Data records
--------------------
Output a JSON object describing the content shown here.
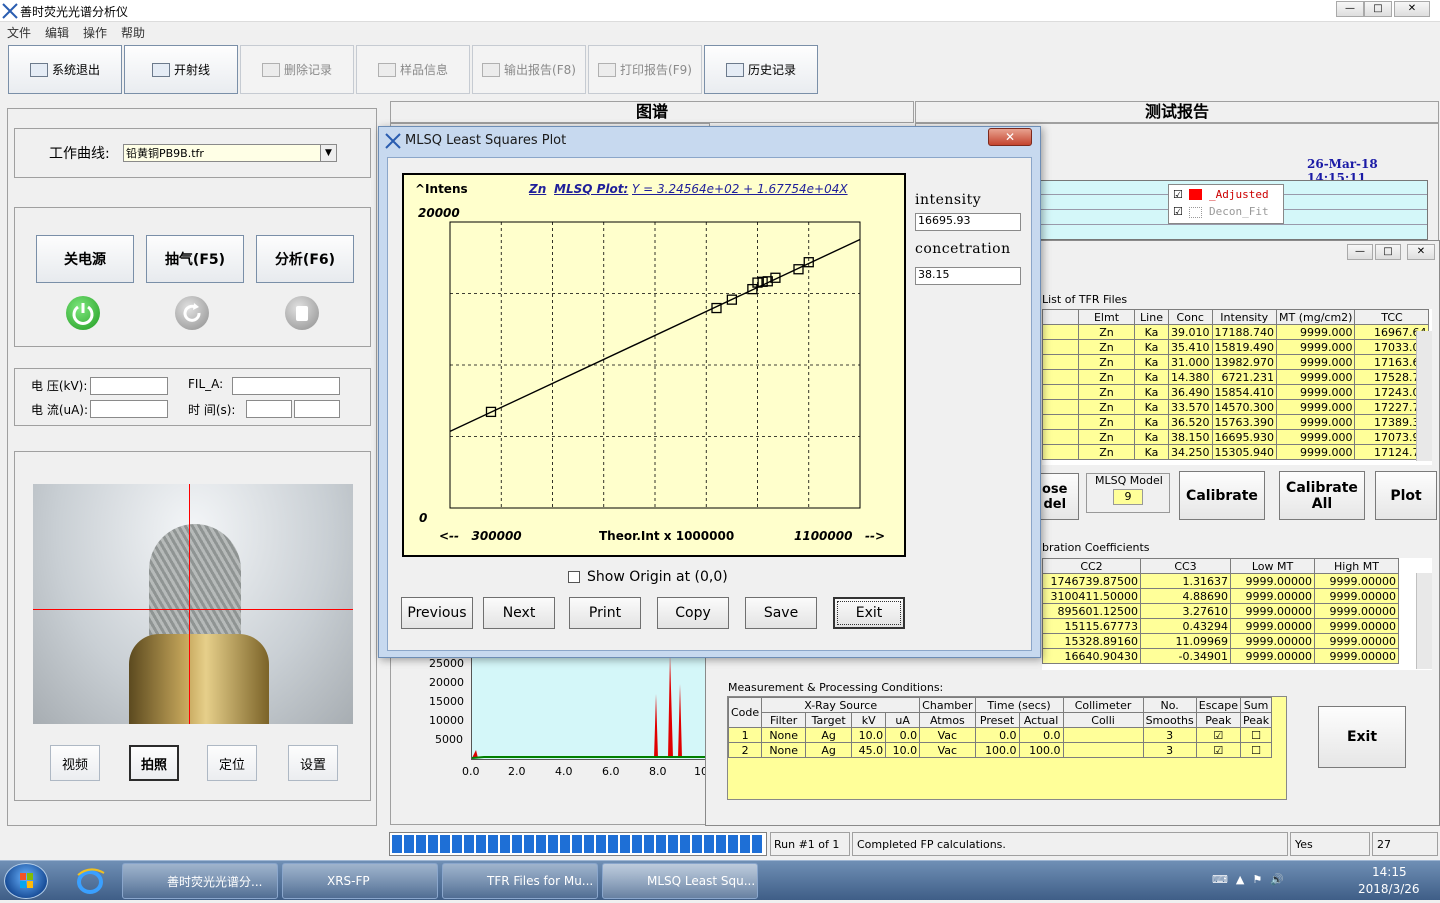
{
  "window": {
    "title": "善时荧光光谱分析仪"
  },
  "menu": [
    "文件",
    "编辑",
    "操作",
    "帮助"
  ],
  "toolbar": [
    {
      "label": "系统退出",
      "icon": "exit-icon"
    },
    {
      "label": "开射线",
      "icon": "xray-icon"
    },
    {
      "label": "删除记录",
      "icon": "delete-icon"
    },
    {
      "label": "样品信息",
      "icon": "sample-info-icon"
    },
    {
      "label": "输出报告(F8)",
      "icon": "export-icon"
    },
    {
      "label": "打印报告(F9)",
      "icon": "print-icon"
    },
    {
      "label": "历史记录",
      "icon": "history-icon"
    }
  ],
  "left": {
    "curve_label": "工作曲线:",
    "curve_value": "铅黄铜PB9B.tfr",
    "btn_power": "关电源",
    "btn_pump": "抽气(F5)",
    "btn_analyze": "分析(F6)",
    "voltage_label": "电  压(kV):",
    "current_label": "电  流(uA):",
    "fil_label": "FIL_A:",
    "time_label": "时  间(s):",
    "cam_buttons": [
      "视频",
      "拍照",
      "定位",
      "设置"
    ]
  },
  "tabs": {
    "spectrum": "图谱",
    "report": "测试报告"
  },
  "report": {
    "datetime": "26-Mar-18  14:15:11",
    "legend": [
      "_Adjusted",
      "Decon_Fit"
    ]
  },
  "spectrum": {
    "y_ticks": [
      "25000",
      "20000",
      "15000",
      "10000",
      "5000"
    ],
    "x_ticks": [
      "0.0",
      "2.0",
      "4.0",
      "6.0",
      "8.0",
      "10"
    ]
  },
  "tfr": {
    "title": "List of TFR Files",
    "headers": [
      "Elmt",
      "Line",
      "Conc",
      "Intensity",
      "MT (mg/cm2)",
      "TCC"
    ],
    "rows": [
      [
        "Zn",
        "Ka",
        "39.010",
        "17188.740",
        "9999.000",
        "16967.64"
      ],
      [
        "Zn",
        "Ka",
        "35.410",
        "15819.490",
        "9999.000",
        "17033.08"
      ],
      [
        "Zn",
        "Ka",
        "31.000",
        "13982.970",
        "9999.000",
        "17163.60"
      ],
      [
        "Zn",
        "Ka",
        "14.380",
        "6721.231",
        "9999.000",
        "17528.77"
      ],
      [
        "Zn",
        "Ka",
        "36.490",
        "15854.410",
        "9999.000",
        "17243.00"
      ],
      [
        "Zn",
        "Ka",
        "33.570",
        "14570.300",
        "9999.000",
        "17227.76"
      ],
      [
        "Zn",
        "Ka",
        "36.520",
        "15763.390",
        "9999.000",
        "17389.33"
      ],
      [
        "Zn",
        "Ka",
        "38.150",
        "16695.930",
        "9999.000",
        "17073.91"
      ],
      [
        "Zn",
        "Ka",
        "34.250",
        "15305.940",
        "9999.000",
        "17124.79"
      ]
    ]
  },
  "mlsq_model": {
    "label": "MLSQ Model",
    "value": "9"
  },
  "actions": {
    "close_model": "ose\ndel",
    "calibrate": "Calibrate",
    "calibrate_all": "Calibrate\nAll",
    "plot": "Plot"
  },
  "coeffs": {
    "title": "bration Coefficients",
    "headers": [
      "CC2",
      "CC3",
      "Low MT",
      "High MT"
    ],
    "rows": [
      [
        "1746739.87500",
        "1.31637",
        "9999.00000",
        "9999.00000"
      ],
      [
        "3100411.50000",
        "4.88690",
        "9999.00000",
        "9999.00000"
      ],
      [
        "895601.12500",
        "3.27610",
        "9999.00000",
        "9999.00000"
      ],
      [
        "15115.67773",
        "0.43294",
        "9999.00000",
        "9999.00000"
      ],
      [
        "15328.89160",
        "11.09969",
        "9999.00000",
        "9999.00000"
      ],
      [
        "16640.90430",
        "-0.34901",
        "9999.00000",
        "9999.00000"
      ]
    ]
  },
  "conditions": {
    "title": "Measurement & Processing Conditions:",
    "groups": [
      "X-Ray Source",
      "Chamber",
      "Time (secs)",
      "Collimeter",
      "No.",
      "Escape",
      "Sum"
    ],
    "headers": [
      "Code",
      "Filter",
      "Target",
      "kV",
      "uA",
      "Atmos",
      "Preset",
      "Actual",
      "Colli",
      "Smooths",
      "Peak",
      "Peak"
    ],
    "rows": [
      [
        "1",
        "None",
        "Ag",
        "10.0",
        "0.0",
        "Vac",
        "0.0",
        "0.0",
        "",
        "3"
      ],
      [
        "2",
        "None",
        "Ag",
        "45.0",
        "10.0",
        "Vac",
        "100.0",
        "100.0",
        "",
        "3"
      ]
    ],
    "exit": "Exit"
  },
  "status": {
    "run": "Run #1 of 1",
    "message": "Completed FP calculations.",
    "yes": "Yes",
    "num": "27",
    "progress": 1.0
  },
  "dialog": {
    "title": "MLSQ Least Squares Plot",
    "element": "Zn",
    "plot_title": "MLSQ Plot:",
    "equation": "Y = 3.24564e+02 + 1.67754e+04X",
    "y_label": "^Intens",
    "y_max": "20000",
    "y_min": "0",
    "x_left": "<--   300000",
    "x_label": "Theor.Int x 1000000",
    "x_right": "1100000   -->",
    "intensity_label": "intensity",
    "intensity_value": "16695.93",
    "conc_label": "concetration",
    "conc_value": "38.15",
    "show_origin": "Show Origin at (0,0)",
    "buttons": [
      "Previous",
      "Next",
      "Print",
      "Copy",
      "Save",
      "Exit"
    ]
  },
  "chart_data": {
    "type": "scatter",
    "title": "MLSQ Plot:",
    "equation": "Y = 3.24564e+02 + 1.67754e+04X",
    "xlabel": "Theor.Int x 1000000",
    "ylabel": "^Intens",
    "xlim": [
      0.3,
      1.1
    ],
    "ylim": [
      0,
      20000
    ],
    "points": [
      {
        "x": 0.38,
        "y": 6721
      },
      {
        "x": 0.82,
        "y": 13983
      },
      {
        "x": 0.85,
        "y": 14570
      },
      {
        "x": 0.89,
        "y": 15306
      },
      {
        "x": 0.9,
        "y": 15763
      },
      {
        "x": 0.91,
        "y": 15819
      },
      {
        "x": 0.92,
        "y": 15854
      },
      {
        "x": 0.935,
        "y": 16100
      },
      {
        "x": 0.98,
        "y": 16696
      },
      {
        "x": 1.0,
        "y": 17189
      }
    ],
    "fit": {
      "intercept": 324.564,
      "slope": 16775.4
    }
  },
  "taskbar": {
    "items": [
      "善时荧光光谱分...",
      "XRS-FP",
      "TFR Files for Mu...",
      "MLSQ Least Squ..."
    ],
    "time": "14:15",
    "date": "2018/3/26"
  }
}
--------------------
WHAT TO DO >> Leave the pictures out and write out every entry exactly as given.

RESPONSE BELOW >>
Output a JSON object describing the content shown here.
{
  "window": {
    "title": "善时荧光光谱分析仪"
  },
  "menu": [
    "文件",
    "编辑",
    "操作",
    "帮助"
  ],
  "toolbar": [
    {
      "label": "系统退出",
      "icon": "exit-icon"
    },
    {
      "label": "开射线",
      "icon": "xray-icon"
    },
    {
      "label": "删除记录",
      "icon": "delete-icon"
    },
    {
      "label": "样品信息",
      "icon": "sample-info-icon"
    },
    {
      "label": "输出报告(F8)",
      "icon": "export-icon"
    },
    {
      "label": "打印报告(F9)",
      "icon": "print-icon"
    },
    {
      "label": "历史记录",
      "icon": "history-icon"
    }
  ],
  "left": {
    "curve_label": "工作曲线:",
    "curve_value": "铅黄铜PB9B.tfr",
    "btn_power": "关电源",
    "btn_pump": "抽气(F5)",
    "btn_analyze": "分析(F6)",
    "voltage_label": "电  压(kV):",
    "current_label": "电  流(uA):",
    "fil_label": "FIL_A:",
    "time_label": "时  间(s):",
    "cam_buttons": [
      "视频",
      "拍照",
      "定位",
      "设置"
    ]
  },
  "tabs": {
    "spectrum": "图谱",
    "report": "测试报告"
  },
  "report": {
    "datetime": "26-Mar-18  14:15:11",
    "legend": [
      "_Adjusted",
      "Decon_Fit"
    ]
  },
  "spectrum": {
    "y_ticks": [
      "25000",
      "20000",
      "15000",
      "10000",
      "5000"
    ],
    "x_ticks": [
      "0.0",
      "2.0",
      "4.0",
      "6.0",
      "8.0",
      "10"
    ]
  },
  "tfr": {
    "title": "List of TFR Files",
    "headers": [
      "Elmt",
      "Line",
      "Conc",
      "Intensity",
      "MT (mg/cm2)",
      "TCC"
    ],
    "rows": [
      [
        "Zn",
        "Ka",
        "39.010",
        "17188.740",
        "9999.000",
        "16967.64"
      ],
      [
        "Zn",
        "Ka",
        "35.410",
        "15819.490",
        "9999.000",
        "17033.08"
      ],
      [
        "Zn",
        "Ka",
        "31.000",
        "13982.970",
        "9999.000",
        "17163.60"
      ],
      [
        "Zn",
        "Ka",
        "14.380",
        "6721.231",
        "9999.000",
        "17528.77"
      ],
      [
        "Zn",
        "Ka",
        "36.490",
        "15854.410",
        "9999.000",
        "17243.00"
      ],
      [
        "Zn",
        "Ka",
        "33.570",
        "14570.300",
        "9999.000",
        "17227.76"
      ],
      [
        "Zn",
        "Ka",
        "36.520",
        "15763.390",
        "9999.000",
        "17389.33"
      ],
      [
        "Zn",
        "Ka",
        "38.150",
        "16695.930",
        "9999.000",
        "17073.91"
      ],
      [
        "Zn",
        "Ka",
        "34.250",
        "15305.940",
        "9999.000",
        "17124.79"
      ]
    ]
  },
  "mlsq_model": {
    "label": "MLSQ Model",
    "value": "9"
  },
  "actions": {
    "close_model": "ose\ndel",
    "calibrate": "Calibrate",
    "calibrate_all": "Calibrate\nAll",
    "plot": "Plot"
  },
  "coeffs": {
    "title": "bration Coefficients",
    "headers": [
      "CC2",
      "CC3",
      "Low MT",
      "High MT"
    ],
    "rows": [
      [
        "1746739.87500",
        "1.31637",
        "9999.00000",
        "9999.00000"
      ],
      [
        "3100411.50000",
        "4.88690",
        "9999.00000",
        "9999.00000"
      ],
      [
        "895601.12500",
        "3.27610",
        "9999.00000",
        "9999.00000"
      ],
      [
        "15115.67773",
        "0.43294",
        "9999.00000",
        "9999.00000"
      ],
      [
        "15328.89160",
        "11.09969",
        "9999.00000",
        "9999.00000"
      ],
      [
        "16640.90430",
        "-0.34901",
        "9999.00000",
        "9999.00000"
      ]
    ]
  },
  "conditions": {
    "title": "Measurement & Processing Conditions:",
    "groups": [
      "X-Ray Source",
      "Chamber",
      "Time (secs)",
      "Collimeter",
      "No.",
      "Escape",
      "Sum"
    ],
    "headers": [
      "Code",
      "Filter",
      "Target",
      "kV",
      "uA",
      "Atmos",
      "Preset",
      "Actual",
      "Colli",
      "Smooths",
      "Peak",
      "Peak"
    ],
    "rows": [
      [
        "1",
        "None",
        "Ag",
        "10.0",
        "0.0",
        "Vac",
        "0.0",
        "0.0",
        "",
        "3"
      ],
      [
        "2",
        "None",
        "Ag",
        "45.0",
        "10.0",
        "Vac",
        "100.0",
        "100.0",
        "",
        "3"
      ]
    ],
    "exit": "Exit"
  },
  "status": {
    "run": "Run #1 of 1",
    "message": "Completed FP calculations.",
    "yes": "Yes",
    "num": "27",
    "progress": 1.0
  },
  "dialog": {
    "title": "MLSQ Least Squares Plot",
    "element": "Zn",
    "plot_title": "MLSQ Plot:",
    "equation": "Y = 3.24564e+02 + 1.67754e+04X",
    "y_label": "^Intens",
    "y_max": "20000",
    "y_min": "0",
    "x_left": "<--   300000",
    "x_label": "Theor.Int x 1000000",
    "x_right": "1100000   -->",
    "intensity_label": "intensity",
    "intensity_value": "16695.93",
    "conc_label": "concetration",
    "conc_value": "38.15",
    "show_origin": "Show Origin at (0,0)",
    "buttons": [
      "Previous",
      "Next",
      "Print",
      "Copy",
      "Save",
      "Exit"
    ]
  },
  "chart_data": {
    "type": "scatter",
    "title": "MLSQ Plot:",
    "equation": "Y = 3.24564e+02 + 1.67754e+04X",
    "xlabel": "Theor.Int x 1000000",
    "ylabel": "^Intens",
    "xlim": [
      0.3,
      1.1
    ],
    "ylim": [
      0,
      20000
    ],
    "points": [
      {
        "x": 0.38,
        "y": 6721
      },
      {
        "x": 0.82,
        "y": 13983
      },
      {
        "x": 0.85,
        "y": 14570
      },
      {
        "x": 0.89,
        "y": 15306
      },
      {
        "x": 0.9,
        "y": 15763
      },
      {
        "x": 0.91,
        "y": 15819
      },
      {
        "x": 0.92,
        "y": 15854
      },
      {
        "x": 0.935,
        "y": 16100
      },
      {
        "x": 0.98,
        "y": 16696
      },
      {
        "x": 1.0,
        "y": 17189
      }
    ],
    "fit": {
      "intercept": 324.564,
      "slope": 16775.4
    }
  },
  "taskbar": {
    "items": [
      "善时荧光光谱分...",
      "XRS-FP",
      "TFR Files for Mu...",
      "MLSQ Least Squ..."
    ],
    "time": "14:15",
    "date": "2018/3/26"
  }
}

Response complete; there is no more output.